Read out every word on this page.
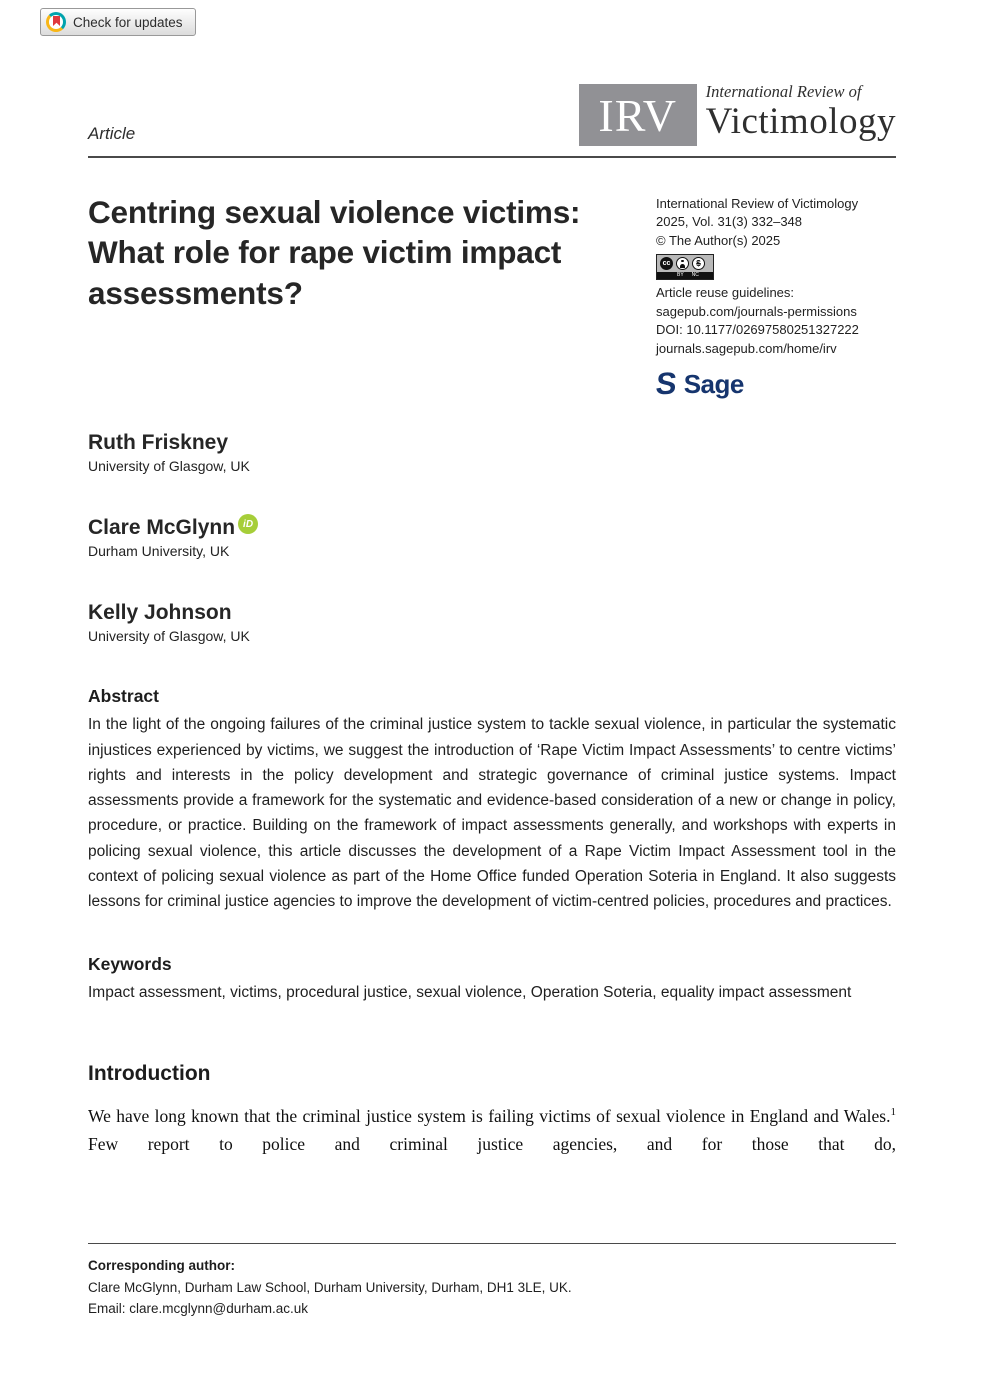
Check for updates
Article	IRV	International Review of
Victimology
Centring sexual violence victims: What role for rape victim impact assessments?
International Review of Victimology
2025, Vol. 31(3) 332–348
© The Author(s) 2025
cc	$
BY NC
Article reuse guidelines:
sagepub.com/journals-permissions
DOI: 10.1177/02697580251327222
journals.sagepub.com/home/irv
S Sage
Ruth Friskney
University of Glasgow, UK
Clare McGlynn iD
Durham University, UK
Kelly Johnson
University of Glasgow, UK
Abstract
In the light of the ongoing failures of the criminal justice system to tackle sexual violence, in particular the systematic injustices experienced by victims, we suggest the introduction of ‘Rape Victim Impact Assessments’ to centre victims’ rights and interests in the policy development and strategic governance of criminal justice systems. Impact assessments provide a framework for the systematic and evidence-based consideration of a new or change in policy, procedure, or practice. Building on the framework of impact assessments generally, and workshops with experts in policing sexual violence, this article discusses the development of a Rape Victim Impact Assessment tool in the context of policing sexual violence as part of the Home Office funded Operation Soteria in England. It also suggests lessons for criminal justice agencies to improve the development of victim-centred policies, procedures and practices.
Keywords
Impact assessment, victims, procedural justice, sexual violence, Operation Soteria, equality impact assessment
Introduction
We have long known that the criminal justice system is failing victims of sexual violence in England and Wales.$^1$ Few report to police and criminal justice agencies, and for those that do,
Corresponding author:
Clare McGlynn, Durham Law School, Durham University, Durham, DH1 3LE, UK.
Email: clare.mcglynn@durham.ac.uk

════════

**WHAT TO PRODUCE:**
Where a line holds the string "sagepub", copy that line.

**IN RESPONSE:**
sagepub.com/journals-permissions
journals.sagepub.com/home/irv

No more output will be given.